What to do — Check each line of the listing for the string "JSON", then state how many lines have it. Only the number is wanted.

Data excerpts:
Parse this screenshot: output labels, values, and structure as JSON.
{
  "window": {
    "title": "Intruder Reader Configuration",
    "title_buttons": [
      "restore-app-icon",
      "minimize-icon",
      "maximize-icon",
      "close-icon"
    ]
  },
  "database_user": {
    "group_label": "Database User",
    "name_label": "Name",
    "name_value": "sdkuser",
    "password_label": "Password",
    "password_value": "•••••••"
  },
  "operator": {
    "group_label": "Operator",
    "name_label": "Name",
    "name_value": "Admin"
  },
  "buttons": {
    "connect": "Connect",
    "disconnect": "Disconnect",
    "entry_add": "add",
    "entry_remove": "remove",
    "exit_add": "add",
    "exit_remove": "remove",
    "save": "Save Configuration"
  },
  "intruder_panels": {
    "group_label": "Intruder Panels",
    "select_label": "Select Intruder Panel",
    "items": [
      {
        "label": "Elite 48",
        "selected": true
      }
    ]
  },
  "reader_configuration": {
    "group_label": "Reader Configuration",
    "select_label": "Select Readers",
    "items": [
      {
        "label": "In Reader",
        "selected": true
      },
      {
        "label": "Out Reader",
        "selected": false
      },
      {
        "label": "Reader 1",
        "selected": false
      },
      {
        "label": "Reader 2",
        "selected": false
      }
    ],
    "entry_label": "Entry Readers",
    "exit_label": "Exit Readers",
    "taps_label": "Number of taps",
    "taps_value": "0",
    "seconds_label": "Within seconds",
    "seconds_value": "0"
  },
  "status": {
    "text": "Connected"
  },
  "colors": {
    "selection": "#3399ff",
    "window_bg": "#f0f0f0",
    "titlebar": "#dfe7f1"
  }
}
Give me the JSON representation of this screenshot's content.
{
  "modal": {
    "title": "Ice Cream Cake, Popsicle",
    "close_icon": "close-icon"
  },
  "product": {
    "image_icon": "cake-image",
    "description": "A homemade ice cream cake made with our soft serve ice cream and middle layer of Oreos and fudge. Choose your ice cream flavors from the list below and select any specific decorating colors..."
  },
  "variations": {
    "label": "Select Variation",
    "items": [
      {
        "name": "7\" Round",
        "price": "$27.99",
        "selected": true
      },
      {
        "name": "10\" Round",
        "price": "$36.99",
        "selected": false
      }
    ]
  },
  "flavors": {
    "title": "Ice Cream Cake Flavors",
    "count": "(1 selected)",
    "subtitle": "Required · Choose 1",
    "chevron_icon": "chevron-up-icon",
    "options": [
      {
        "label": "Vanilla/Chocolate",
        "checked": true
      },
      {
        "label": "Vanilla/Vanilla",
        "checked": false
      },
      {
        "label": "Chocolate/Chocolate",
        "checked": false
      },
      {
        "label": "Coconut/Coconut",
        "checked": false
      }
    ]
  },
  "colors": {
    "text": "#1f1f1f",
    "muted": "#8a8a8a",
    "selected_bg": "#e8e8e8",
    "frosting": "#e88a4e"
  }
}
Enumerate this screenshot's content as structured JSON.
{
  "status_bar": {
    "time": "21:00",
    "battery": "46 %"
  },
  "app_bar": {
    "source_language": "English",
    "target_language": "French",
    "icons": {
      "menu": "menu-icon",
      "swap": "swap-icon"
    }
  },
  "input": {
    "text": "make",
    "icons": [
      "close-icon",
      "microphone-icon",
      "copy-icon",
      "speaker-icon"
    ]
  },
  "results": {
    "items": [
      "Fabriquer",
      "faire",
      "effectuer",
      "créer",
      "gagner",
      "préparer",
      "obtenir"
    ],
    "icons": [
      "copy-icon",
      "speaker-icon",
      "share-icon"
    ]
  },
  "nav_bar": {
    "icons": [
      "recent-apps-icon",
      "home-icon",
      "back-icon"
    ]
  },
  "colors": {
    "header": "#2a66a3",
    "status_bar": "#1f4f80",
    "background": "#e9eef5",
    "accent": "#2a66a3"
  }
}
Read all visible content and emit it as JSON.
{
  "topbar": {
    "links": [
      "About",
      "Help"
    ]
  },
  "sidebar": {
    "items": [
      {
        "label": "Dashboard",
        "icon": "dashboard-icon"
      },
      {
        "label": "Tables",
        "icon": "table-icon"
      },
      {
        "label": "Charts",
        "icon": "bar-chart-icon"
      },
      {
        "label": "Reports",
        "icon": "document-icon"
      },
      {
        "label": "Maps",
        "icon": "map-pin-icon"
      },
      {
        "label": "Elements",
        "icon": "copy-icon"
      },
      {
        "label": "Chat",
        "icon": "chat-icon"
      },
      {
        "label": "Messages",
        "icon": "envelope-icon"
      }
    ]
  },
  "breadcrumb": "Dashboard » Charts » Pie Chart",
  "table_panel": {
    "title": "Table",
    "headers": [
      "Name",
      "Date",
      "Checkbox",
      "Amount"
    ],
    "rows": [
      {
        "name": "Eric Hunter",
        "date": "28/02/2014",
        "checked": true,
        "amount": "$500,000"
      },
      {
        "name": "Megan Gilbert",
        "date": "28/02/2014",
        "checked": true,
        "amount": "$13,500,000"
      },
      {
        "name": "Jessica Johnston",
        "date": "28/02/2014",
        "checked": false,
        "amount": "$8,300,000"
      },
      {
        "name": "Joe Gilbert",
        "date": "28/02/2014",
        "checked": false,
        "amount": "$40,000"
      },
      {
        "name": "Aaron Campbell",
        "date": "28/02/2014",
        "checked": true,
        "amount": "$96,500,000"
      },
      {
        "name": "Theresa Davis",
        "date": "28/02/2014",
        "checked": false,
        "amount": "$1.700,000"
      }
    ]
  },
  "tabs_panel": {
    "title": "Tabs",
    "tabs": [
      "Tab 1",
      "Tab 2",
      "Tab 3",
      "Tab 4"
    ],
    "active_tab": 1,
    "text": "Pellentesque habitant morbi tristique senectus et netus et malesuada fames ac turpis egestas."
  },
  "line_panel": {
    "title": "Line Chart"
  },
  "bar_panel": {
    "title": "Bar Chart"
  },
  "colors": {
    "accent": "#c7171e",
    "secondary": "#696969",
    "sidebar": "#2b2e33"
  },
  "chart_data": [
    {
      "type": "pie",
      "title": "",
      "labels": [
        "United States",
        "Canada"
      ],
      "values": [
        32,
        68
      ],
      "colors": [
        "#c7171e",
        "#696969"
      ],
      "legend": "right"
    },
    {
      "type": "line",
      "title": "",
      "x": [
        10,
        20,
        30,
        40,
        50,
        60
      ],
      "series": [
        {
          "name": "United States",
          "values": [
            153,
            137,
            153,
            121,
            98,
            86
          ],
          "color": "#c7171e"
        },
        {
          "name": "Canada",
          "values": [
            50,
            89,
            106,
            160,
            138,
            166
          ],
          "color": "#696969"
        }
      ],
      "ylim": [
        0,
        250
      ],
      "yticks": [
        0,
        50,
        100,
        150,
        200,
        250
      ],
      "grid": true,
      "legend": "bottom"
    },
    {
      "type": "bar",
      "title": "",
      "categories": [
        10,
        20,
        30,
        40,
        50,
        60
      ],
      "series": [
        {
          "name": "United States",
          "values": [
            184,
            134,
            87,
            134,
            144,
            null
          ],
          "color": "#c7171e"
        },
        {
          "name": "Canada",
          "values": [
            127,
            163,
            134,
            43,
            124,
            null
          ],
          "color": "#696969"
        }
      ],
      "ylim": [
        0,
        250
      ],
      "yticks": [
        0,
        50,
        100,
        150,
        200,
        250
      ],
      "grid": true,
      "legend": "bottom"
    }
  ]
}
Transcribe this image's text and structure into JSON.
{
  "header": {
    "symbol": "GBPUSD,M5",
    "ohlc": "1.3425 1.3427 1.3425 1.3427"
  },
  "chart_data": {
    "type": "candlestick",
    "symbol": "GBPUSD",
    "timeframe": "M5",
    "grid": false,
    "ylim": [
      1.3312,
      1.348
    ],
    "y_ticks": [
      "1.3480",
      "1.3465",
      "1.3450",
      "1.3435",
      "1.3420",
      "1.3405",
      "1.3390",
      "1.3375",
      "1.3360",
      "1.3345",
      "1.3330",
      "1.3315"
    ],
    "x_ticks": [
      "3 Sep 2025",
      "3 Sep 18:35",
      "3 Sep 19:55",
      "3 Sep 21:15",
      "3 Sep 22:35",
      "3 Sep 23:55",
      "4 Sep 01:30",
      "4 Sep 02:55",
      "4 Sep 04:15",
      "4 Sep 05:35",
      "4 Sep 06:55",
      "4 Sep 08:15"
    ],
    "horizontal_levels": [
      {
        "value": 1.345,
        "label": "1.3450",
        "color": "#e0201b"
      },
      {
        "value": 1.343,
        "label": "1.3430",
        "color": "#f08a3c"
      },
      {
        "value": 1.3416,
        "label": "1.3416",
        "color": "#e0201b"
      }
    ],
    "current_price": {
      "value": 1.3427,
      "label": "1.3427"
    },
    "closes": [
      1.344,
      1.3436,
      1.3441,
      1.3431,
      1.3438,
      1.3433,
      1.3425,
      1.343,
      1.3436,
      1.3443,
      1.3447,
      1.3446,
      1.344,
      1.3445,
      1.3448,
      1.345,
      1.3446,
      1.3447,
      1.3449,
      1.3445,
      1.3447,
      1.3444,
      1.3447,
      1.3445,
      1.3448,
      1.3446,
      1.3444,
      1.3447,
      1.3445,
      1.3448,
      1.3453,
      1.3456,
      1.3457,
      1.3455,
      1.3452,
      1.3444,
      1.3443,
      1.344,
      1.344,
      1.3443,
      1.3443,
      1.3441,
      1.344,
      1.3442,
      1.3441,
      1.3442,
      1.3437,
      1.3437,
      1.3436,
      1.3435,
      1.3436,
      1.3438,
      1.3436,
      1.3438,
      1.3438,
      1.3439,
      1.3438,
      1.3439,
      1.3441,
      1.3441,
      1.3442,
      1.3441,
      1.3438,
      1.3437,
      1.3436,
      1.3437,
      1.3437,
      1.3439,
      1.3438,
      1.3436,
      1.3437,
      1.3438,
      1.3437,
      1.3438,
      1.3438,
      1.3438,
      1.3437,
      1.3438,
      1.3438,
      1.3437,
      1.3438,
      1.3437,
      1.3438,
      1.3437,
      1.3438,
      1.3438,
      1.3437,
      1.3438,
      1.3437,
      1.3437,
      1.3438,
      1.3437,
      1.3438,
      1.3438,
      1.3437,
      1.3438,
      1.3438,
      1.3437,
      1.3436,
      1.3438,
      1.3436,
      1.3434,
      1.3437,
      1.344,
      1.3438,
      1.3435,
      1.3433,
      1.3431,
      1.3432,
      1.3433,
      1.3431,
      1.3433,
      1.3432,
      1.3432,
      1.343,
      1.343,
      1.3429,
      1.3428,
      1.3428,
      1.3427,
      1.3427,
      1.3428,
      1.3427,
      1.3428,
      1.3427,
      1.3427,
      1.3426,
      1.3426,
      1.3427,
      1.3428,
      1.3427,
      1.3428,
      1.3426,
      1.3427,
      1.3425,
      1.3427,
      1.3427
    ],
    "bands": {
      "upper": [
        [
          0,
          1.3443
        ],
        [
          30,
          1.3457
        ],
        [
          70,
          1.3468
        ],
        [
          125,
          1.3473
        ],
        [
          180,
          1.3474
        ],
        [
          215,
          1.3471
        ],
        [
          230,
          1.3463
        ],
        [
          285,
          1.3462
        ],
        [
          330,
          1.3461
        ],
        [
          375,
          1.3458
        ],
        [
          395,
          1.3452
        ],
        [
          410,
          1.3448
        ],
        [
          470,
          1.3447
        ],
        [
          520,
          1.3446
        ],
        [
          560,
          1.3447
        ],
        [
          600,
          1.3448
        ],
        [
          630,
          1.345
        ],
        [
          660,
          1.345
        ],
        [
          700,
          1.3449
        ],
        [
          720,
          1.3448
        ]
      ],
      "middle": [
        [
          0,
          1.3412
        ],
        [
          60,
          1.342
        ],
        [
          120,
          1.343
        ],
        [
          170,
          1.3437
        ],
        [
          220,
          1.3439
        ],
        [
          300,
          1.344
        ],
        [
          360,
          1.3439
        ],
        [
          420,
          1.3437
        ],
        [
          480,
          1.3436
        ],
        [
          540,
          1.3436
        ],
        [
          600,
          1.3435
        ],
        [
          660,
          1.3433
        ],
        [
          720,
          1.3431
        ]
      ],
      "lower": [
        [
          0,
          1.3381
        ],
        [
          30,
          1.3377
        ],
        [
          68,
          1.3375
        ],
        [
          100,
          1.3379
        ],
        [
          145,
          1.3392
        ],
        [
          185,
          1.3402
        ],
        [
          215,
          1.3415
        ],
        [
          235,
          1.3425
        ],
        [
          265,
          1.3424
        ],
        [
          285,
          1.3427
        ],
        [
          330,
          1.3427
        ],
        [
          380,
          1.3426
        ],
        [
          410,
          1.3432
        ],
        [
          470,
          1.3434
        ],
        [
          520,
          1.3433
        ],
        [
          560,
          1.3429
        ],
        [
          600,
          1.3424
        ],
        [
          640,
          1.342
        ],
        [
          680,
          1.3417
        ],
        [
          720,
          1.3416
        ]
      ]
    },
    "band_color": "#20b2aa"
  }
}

Finished task — 5